WHAT IS NEEDED >> Count every line that includes the string "pikeværelser" in the entries that follow. Nothing besides the number is needed.

** start RECORD LIST **

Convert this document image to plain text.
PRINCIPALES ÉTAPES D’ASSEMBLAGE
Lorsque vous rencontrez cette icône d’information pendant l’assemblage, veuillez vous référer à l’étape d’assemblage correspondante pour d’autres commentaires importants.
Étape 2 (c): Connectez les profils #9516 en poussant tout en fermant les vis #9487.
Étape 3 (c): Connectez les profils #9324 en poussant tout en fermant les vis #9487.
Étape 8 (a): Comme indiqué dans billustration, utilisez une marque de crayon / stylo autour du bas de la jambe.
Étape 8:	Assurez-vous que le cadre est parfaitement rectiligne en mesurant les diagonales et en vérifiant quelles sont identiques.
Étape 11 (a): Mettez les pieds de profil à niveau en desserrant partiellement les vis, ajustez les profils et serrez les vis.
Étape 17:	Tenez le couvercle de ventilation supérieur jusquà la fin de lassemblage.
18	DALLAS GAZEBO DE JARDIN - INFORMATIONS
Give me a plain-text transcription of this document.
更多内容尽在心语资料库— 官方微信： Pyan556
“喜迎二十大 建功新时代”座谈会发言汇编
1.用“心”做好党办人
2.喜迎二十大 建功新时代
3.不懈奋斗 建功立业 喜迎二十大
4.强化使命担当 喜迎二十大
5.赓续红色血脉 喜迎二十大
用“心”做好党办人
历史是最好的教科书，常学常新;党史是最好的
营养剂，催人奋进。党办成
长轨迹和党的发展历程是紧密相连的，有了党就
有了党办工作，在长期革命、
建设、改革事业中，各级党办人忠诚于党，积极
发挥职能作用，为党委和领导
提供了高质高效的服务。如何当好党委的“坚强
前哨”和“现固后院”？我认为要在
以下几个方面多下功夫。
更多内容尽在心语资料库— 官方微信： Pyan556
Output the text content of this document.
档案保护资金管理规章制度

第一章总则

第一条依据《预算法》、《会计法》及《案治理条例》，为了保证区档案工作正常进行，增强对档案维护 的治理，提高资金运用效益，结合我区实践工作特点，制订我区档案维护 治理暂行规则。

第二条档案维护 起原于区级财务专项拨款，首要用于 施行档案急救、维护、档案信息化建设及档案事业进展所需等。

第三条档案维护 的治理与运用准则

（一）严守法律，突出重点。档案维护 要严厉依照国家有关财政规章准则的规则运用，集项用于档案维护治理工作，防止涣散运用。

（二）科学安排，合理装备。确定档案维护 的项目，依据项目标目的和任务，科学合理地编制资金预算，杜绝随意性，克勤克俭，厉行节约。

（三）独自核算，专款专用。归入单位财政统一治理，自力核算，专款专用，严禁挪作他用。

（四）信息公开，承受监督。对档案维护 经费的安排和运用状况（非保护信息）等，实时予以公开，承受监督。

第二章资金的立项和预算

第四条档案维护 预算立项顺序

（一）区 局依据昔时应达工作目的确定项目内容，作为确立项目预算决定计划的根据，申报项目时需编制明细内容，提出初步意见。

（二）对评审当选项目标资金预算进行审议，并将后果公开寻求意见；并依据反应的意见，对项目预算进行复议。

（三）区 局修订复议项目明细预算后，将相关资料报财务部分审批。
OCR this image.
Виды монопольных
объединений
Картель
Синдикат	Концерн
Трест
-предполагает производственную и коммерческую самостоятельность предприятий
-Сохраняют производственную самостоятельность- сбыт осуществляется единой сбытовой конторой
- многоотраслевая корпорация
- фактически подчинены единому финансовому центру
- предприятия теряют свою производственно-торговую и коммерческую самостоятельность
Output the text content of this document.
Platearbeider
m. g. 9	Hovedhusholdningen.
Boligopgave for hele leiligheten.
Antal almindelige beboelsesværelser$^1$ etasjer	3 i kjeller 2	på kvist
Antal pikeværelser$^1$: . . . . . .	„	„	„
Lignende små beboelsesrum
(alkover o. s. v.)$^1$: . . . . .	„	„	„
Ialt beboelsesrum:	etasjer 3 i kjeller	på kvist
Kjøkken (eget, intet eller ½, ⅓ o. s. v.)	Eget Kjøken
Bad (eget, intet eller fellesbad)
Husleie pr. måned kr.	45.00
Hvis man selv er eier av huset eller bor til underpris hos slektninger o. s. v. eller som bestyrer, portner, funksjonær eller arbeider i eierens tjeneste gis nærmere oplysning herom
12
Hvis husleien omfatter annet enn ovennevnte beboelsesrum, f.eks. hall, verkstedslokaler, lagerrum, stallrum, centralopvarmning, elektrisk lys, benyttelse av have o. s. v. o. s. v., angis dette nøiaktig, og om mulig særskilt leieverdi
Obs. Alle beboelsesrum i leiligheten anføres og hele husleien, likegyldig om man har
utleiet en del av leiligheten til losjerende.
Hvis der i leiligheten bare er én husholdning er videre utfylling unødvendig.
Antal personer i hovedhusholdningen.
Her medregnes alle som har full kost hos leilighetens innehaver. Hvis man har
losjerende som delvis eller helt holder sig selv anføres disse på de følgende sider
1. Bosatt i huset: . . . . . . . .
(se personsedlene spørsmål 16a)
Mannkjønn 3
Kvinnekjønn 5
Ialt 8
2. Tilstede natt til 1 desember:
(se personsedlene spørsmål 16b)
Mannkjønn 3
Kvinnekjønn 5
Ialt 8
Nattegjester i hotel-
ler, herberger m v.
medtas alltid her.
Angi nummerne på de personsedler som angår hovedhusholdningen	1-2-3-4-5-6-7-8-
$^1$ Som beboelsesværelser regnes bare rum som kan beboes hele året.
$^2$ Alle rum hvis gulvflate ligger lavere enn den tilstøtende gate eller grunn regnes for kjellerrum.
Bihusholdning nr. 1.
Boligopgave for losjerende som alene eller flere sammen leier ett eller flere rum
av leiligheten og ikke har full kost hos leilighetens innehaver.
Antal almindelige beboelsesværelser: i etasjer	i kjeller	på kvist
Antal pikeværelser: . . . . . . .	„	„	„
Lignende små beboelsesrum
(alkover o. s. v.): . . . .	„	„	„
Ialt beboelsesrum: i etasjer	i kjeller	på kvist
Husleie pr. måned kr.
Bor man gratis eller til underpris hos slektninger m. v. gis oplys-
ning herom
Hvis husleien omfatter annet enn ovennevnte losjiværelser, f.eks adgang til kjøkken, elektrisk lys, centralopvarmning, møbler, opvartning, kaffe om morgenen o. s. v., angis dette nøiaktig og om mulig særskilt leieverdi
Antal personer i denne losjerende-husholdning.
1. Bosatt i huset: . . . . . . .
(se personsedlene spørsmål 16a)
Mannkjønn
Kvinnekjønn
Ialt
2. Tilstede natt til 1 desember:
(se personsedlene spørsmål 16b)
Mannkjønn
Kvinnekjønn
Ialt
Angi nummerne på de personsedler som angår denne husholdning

** end RECORD LIST **

COMPLETED EXERCISE >> 2